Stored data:
....
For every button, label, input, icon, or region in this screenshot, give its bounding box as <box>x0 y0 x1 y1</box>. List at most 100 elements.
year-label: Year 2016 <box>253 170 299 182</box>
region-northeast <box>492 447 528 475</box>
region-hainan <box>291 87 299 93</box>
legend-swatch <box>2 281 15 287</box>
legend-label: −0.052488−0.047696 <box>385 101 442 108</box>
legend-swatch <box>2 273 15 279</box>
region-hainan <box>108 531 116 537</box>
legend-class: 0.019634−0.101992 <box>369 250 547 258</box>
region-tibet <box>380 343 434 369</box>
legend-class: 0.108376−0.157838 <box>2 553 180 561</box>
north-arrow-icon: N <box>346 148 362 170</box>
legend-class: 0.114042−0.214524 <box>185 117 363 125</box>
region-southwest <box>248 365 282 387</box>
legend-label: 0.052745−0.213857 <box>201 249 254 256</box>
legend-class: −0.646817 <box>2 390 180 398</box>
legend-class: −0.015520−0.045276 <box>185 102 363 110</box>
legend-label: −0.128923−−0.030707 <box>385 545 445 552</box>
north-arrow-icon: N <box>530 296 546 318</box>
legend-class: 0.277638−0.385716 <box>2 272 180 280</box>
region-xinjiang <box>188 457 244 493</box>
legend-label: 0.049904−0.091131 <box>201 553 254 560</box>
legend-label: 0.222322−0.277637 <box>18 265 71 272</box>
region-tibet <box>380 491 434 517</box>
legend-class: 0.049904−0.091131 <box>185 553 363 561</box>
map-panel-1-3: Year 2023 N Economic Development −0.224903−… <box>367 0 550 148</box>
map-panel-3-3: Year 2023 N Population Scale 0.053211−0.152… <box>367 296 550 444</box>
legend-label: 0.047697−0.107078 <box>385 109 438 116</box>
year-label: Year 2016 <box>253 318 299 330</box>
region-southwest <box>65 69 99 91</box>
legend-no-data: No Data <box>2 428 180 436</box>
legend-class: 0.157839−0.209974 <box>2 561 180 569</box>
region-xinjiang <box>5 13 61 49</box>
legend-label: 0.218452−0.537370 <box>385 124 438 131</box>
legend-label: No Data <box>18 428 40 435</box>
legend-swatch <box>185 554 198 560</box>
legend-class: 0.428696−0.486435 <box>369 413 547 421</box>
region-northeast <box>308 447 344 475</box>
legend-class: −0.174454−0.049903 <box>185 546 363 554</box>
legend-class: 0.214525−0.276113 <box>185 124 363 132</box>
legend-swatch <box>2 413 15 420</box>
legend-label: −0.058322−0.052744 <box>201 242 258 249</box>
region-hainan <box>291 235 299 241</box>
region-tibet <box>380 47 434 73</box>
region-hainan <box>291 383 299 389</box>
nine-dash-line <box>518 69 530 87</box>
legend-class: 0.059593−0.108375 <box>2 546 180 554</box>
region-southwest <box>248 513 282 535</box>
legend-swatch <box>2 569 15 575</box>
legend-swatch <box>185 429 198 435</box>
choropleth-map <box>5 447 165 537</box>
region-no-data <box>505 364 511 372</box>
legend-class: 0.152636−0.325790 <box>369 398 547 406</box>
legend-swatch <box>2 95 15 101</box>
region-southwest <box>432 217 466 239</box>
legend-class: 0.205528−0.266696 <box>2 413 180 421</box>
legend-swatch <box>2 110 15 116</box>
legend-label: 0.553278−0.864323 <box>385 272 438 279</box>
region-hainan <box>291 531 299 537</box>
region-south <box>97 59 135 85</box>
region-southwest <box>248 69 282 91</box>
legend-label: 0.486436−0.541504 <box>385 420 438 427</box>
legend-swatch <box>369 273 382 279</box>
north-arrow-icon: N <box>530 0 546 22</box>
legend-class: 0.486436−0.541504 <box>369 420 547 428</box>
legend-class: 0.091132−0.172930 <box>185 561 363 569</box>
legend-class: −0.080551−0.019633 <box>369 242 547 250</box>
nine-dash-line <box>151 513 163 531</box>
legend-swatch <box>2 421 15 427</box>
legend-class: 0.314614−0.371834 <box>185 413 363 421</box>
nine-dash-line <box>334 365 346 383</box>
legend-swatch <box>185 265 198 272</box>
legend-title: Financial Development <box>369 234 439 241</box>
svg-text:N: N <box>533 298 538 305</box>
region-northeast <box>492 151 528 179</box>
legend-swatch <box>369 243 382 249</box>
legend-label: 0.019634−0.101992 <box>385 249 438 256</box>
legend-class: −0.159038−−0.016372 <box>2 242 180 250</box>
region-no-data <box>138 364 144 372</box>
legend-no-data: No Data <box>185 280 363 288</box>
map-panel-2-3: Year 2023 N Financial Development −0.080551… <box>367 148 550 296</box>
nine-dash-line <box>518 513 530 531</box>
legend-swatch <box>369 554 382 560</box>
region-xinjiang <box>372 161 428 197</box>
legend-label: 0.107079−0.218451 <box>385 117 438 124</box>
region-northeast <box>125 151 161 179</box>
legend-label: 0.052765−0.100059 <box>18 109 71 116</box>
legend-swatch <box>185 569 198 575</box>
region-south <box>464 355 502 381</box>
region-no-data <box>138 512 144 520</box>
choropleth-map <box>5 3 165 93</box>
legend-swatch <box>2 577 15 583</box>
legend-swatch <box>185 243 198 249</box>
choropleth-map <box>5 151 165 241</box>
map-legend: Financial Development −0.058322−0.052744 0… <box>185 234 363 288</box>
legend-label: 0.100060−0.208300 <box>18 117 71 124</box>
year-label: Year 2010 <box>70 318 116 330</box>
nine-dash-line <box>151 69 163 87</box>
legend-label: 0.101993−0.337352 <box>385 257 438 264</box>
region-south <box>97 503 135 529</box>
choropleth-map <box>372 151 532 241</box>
....
Exercise instructions:
Lay out every line of the stored data above as a Markdown table with the columns n and Line, numbering the rows and omitting blank lines.

Exercise answer:
| n | Line |
|---|---|
| 1 | For every button, label, input, icon, or region in this screenshot, give its bounding box as <box>x0 y0 x1 y1</box>. List at most 100 elements. |
| 2 | year-label: Year 2016 <box>253 170 299 182</box> |
| 3 | region-northeast <box>492 447 528 475</box> |
| 4 | region-hainan <box>291 87 299 93</box> |
| 5 | legend-swatch <box>2 281 15 287</box> |
| 6 | legend-label: −0.052488−0.047696 <box>385 101 442 108</box> |
| 7 | legend-swatch <box>2 273 15 279</box> |
| 8 | region-hainan <box>108 531 116 537</box> |
| 9 | legend-class: 0.019634−0.101992 <box>369 250 547 258</box> |
| 10 | region-tibet <box>380 343 434 369</box> |
| 11 | legend-class: 0.108376−0.157838 <box>2 553 180 561</box> |
| 12 | north-arrow-icon: N <box>346 148 362 170</box> |
| 13 | legend-class: 0.114042−0.214524 <box>185 117 363 125</box> |
| 14 | region-southwest <box>248 365 282 387</box> |
| 15 | legend-label: 0.052745−0.213857 <box>201 249 254 256</box> |
| 16 | legend-class: −0.646817 <box>2 390 180 398</box> |
| 17 | legend-class: −0.015520−0.045276 <box>185 102 363 110</box> |
| 18 | legend-label: −0.128923−−0.030707 <box>385 545 445 552</box> |
| 19 | north-arrow-icon: N <box>530 296 546 318</box> |
| 20 | legend-class: 0.277638−0.385716 <box>2 272 180 280</box> |
| 21 | region-xinjiang <box>188 457 244 493</box> |
| 22 | legend-label: 0.049904−0.091131 <box>201 553 254 560</box> |
| 23 | legend-label: 0.222322−0.277637 <box>18 265 71 272</box> |
| 24 | region-tibet <box>380 491 434 517</box> |
| 25 | legend-class: 0.049904−0.091131 <box>185 553 363 561</box> |
| 26 | map-panel-1-3: Year 2023 N Economic Development −0.224903−… <box>367 0 550 148</box> |
| 27 | map-panel-3-3: Year 2023 N Population Scale 0.053211−0.152… <box>367 296 550 444</box> |
| 28 | legend-label: 0.047697−0.107078 <box>385 109 438 116</box> |
| 29 | year-label: Year 2016 <box>253 318 299 330</box> |
| 30 | region-southwest <box>65 69 99 91</box> |
| 31 | legend-no-data: No Data <box>2 428 180 436</box> |
| 32 | legend-class: 0.157839−0.209974 <box>2 561 180 569</box> |
| 33 | region-xinjiang <box>5 13 61 49</box> |
| 34 | legend-label: 0.218452−0.537370 <box>385 124 438 131</box> |
| 35 | legend-label: No Data <box>18 428 40 435</box> |
| 36 | legend-swatch <box>185 554 198 560</box> |
| 37 | legend-class: 0.428696−0.486435 <box>369 413 547 421</box> |
| 38 | region-northeast <box>308 447 344 475</box> |
| 39 | legend-class: −0.174454−0.049903 <box>185 546 363 554</box> |
| 40 | legend-class: 0.214525−0.276113 <box>185 124 363 132</box> |
| 41 | legend-swatch <box>2 413 15 420</box> |
| 42 | legend-label: −0.058322−0.052744 <box>201 242 258 249</box> |
| 43 | region-hainan <box>291 235 299 241</box> |
| 44 | region-tibet <box>380 47 434 73</box> |
| 45 | region-hainan <box>291 383 299 389</box> |
| 46 | nine-dash-line <box>518 69 530 87</box> |
| 47 | legend-class: 0.059593−0.108375 <box>2 546 180 554</box> |
| 48 | region-southwest <box>248 513 282 535</box> |
| 49 | legend-swatch <box>2 569 15 575</box> |
| 50 | legend-swatch <box>185 429 198 435</box> |
| 51 | choropleth-map <box>5 447 165 537</box> |
| 52 | region-no-data <box>505 364 511 372</box> |
| 53 | legend-class: 0.152636−0.325790 <box>369 398 547 406</box> |
| 54 | legend-swatch <box>2 95 15 101</box> |
| 55 | region-southwest <box>432 217 466 239</box> |
| 56 | legend-class: 0.205528−0.266696 <box>2 413 180 421</box> |
| 57 | legend-swatch <box>2 110 15 116</box> |
| 58 | legend-label: 0.553278−0.864323 <box>385 272 438 279</box> |
| 59 | region-hainan <box>291 531 299 537</box> |
| 60 | region-south <box>97 59 135 85</box> |
| 61 | region-southwest <box>248 69 282 91</box> |
| 62 | legend-label: 0.486436−0.541504 <box>385 420 438 427</box> |
| 63 | legend-swatch <box>369 273 382 279</box> |
| 64 | north-arrow-icon: N <box>530 0 546 22</box> |
| 65 | legend-class: 0.486436−0.541504 <box>369 420 547 428</box> |
| 66 | legend-class: 0.091132−0.172930 <box>185 561 363 569</box> |
| 67 | legend-class: −0.080551−0.019633 <box>369 242 547 250</box> |
| 68 | nine-dash-line <box>151 513 163 531</box> |
| 69 | legend-swatch <box>2 421 15 427</box> |
| 70 | legend-class: 0.314614−0.371834 <box>185 413 363 421</box> |
| 71 | nine-dash-line <box>334 365 346 383</box> |
| 72 | legend-swatch <box>185 265 198 272</box> |
| 73 | legend-title: Financial Development <box>369 234 439 241</box> |
| 74 | svg-text:N: N <box>533 298 538 305</box> |
| 75 | region-northeast <box>492 151 528 179</box> |
| 76 | legend-swatch <box>369 243 382 249</box> |
| 77 | legend-label: 0.019634−0.101992 <box>385 249 438 256</box> |
| 78 | legend-class: −0.159038−−0.016372 <box>2 242 180 250</box> |
| 79 | region-no-data <box>138 364 144 372</box> |
| 80 | legend-no-data: No Data <box>185 280 363 288</box> |
| 81 | map-panel-2-3: Year 2023 N Financial Development −0.080551… <box>367 148 550 296</box> |
| 82 | nine-dash-line <box>518 513 530 531</box> |
| 83 | legend-swatch <box>369 554 382 560</box> |
| 84 | region-xinjiang <box>372 161 428 197</box> |
| 85 | legend-label: 0.107079−0.218451 <box>385 117 438 124</box> |
| 86 | region-northeast <box>125 151 161 179</box> |
| 87 | legend-label: 0.052765−0.100059 <box>18 109 71 116</box> |
| 88 | legend-swatch <box>185 569 198 575</box> |
| 89 | region-south <box>464 355 502 381</box> |
| 90 | region-no-data <box>138 512 144 520</box> |
| 91 | choropleth-map <box>5 3 165 93</box> |
| 92 | legend-swatch <box>2 577 15 583</box> |
| 93 | legend-swatch <box>185 243 198 249</box> |
| 94 | choropleth-map <box>5 151 165 241</box> |
| 95 | map-legend: Financial Development −0.058322−0.052744 0… <box>185 234 363 288</box> |
| 96 | legend-label: 0.100060−0.208300 <box>18 117 71 124</box> |
| 97 | year-label: Year 2010 <box>70 318 116 330</box> |
| 98 | nine-dash-line <box>151 69 163 87</box> |
| 99 | legend-label: 0.101993−0.337352 <box>385 257 438 264</box> |
| 100 | region-south <box>97 503 135 529</box> |
| 101 | choropleth-map <box>372 151 532 241</box> |